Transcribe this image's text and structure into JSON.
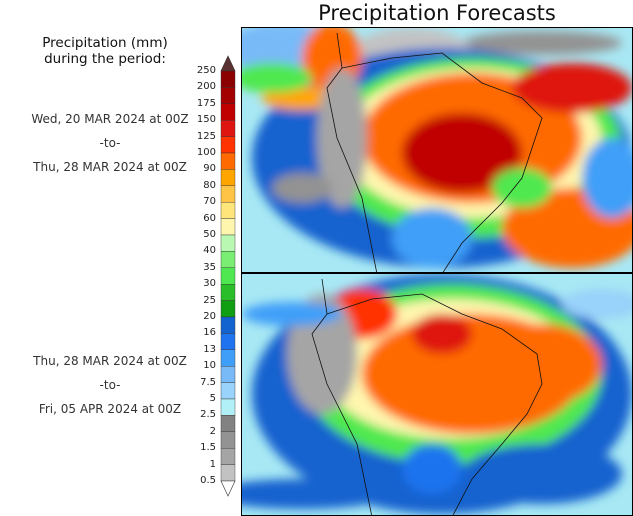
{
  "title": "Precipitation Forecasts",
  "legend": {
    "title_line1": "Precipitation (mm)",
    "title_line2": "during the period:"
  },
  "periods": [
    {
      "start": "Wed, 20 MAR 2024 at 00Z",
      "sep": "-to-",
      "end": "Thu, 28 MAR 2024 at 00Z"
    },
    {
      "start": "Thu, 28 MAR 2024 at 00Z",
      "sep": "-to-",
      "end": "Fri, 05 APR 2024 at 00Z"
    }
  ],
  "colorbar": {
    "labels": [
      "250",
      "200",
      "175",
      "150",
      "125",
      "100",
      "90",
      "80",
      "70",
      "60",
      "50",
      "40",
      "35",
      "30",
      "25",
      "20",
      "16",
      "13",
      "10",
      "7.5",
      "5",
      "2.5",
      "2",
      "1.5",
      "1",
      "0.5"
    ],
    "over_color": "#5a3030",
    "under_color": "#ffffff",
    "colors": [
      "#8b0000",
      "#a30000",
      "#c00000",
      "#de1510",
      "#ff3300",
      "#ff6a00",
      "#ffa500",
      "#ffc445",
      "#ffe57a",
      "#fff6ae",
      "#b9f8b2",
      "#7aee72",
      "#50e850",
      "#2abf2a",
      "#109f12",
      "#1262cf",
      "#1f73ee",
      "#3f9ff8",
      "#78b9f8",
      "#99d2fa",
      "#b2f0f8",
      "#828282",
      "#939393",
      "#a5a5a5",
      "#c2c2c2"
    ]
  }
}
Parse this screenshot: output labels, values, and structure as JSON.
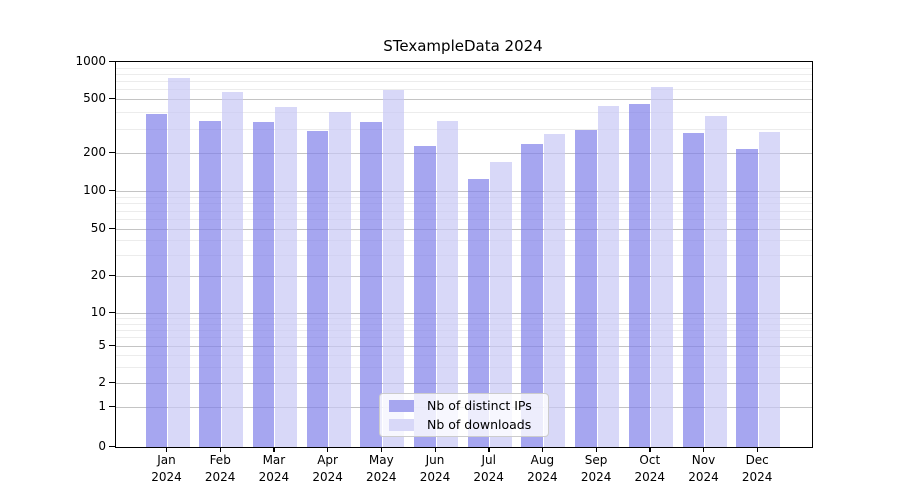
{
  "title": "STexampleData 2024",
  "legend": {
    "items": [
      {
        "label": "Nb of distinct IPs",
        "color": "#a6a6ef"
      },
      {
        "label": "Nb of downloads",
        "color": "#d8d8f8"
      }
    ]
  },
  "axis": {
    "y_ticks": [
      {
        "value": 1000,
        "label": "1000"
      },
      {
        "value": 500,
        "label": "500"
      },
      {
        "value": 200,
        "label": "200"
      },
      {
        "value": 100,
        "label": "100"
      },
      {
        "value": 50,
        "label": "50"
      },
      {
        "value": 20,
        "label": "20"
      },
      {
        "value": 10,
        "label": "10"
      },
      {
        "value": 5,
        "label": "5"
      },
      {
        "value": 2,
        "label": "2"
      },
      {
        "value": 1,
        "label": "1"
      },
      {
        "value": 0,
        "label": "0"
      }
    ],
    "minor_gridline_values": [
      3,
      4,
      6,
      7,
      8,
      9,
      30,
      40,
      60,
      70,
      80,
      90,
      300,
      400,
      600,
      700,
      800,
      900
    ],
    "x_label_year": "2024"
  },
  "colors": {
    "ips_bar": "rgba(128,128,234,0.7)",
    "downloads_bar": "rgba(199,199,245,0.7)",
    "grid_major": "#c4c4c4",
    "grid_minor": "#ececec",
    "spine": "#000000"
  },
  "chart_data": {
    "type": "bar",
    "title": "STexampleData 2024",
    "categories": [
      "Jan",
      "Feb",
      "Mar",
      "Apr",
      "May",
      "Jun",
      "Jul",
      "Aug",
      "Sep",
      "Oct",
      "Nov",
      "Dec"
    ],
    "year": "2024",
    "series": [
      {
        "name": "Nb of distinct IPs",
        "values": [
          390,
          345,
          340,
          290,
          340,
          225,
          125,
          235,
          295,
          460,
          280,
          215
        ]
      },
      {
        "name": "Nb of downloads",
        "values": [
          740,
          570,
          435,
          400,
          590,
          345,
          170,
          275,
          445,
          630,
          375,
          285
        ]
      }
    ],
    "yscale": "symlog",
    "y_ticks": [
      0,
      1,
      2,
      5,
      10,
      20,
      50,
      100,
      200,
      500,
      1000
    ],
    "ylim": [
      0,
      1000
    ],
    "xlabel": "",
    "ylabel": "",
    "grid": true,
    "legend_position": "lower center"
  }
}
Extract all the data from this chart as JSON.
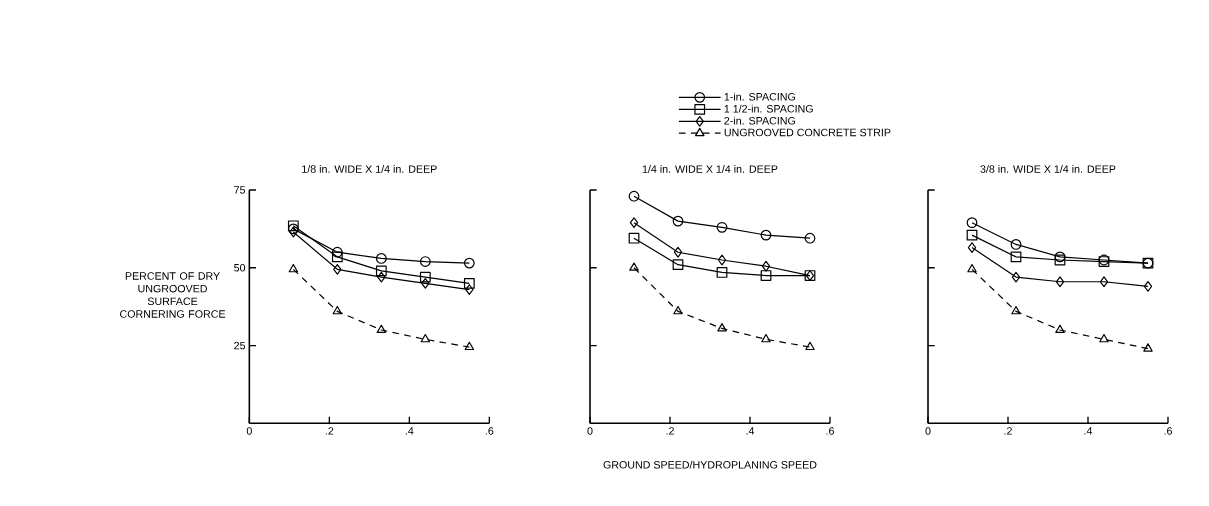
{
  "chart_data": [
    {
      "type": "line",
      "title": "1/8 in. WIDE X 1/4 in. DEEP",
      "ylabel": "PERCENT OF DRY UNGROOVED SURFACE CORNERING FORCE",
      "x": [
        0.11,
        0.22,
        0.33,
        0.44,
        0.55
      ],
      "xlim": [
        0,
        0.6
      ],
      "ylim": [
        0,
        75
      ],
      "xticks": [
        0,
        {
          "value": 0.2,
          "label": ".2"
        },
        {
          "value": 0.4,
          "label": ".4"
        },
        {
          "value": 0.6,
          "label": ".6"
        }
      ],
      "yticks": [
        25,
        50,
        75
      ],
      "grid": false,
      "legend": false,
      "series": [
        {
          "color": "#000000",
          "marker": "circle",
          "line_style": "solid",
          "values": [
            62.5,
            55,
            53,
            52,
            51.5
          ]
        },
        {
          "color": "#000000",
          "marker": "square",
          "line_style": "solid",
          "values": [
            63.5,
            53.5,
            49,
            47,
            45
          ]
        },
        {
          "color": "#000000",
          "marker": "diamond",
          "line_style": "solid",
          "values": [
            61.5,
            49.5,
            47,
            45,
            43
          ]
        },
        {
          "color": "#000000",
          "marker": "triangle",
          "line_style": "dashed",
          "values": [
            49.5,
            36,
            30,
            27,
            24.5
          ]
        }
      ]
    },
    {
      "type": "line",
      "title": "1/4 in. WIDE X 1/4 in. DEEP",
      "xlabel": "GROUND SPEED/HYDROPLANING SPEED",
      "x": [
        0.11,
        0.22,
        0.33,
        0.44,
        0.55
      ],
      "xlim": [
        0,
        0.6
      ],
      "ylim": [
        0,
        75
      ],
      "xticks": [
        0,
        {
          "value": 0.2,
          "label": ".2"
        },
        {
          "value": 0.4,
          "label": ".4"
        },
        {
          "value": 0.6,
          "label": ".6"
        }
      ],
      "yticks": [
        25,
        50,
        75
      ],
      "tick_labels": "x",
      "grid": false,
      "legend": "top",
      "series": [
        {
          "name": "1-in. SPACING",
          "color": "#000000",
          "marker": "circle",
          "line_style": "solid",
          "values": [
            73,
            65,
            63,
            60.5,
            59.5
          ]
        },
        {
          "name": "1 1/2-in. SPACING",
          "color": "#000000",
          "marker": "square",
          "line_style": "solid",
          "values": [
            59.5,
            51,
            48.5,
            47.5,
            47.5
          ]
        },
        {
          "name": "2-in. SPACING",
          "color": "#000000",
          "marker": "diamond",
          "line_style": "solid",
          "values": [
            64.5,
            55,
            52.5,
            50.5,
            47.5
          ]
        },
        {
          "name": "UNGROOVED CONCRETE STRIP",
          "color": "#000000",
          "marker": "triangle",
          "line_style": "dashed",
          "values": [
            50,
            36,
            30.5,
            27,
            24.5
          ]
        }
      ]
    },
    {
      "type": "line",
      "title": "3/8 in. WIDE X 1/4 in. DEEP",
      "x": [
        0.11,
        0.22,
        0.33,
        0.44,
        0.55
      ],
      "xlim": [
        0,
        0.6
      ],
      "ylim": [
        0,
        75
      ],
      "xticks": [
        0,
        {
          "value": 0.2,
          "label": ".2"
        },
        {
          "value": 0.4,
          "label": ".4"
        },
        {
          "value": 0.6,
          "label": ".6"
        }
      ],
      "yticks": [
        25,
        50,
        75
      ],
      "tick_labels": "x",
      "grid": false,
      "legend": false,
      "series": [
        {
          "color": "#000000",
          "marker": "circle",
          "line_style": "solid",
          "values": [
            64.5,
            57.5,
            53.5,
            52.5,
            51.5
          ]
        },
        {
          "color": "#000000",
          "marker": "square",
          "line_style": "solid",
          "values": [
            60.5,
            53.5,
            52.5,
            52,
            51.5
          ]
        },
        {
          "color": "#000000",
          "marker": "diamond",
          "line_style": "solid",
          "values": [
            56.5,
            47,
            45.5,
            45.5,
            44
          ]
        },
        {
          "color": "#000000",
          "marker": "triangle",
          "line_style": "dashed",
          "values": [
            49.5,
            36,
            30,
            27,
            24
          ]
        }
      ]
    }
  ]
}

━━━━━━━━━━━━━━━━

* Challenge:
Tell how many lines in the material above include the word "JSON", giving the number only.

* Written response:
3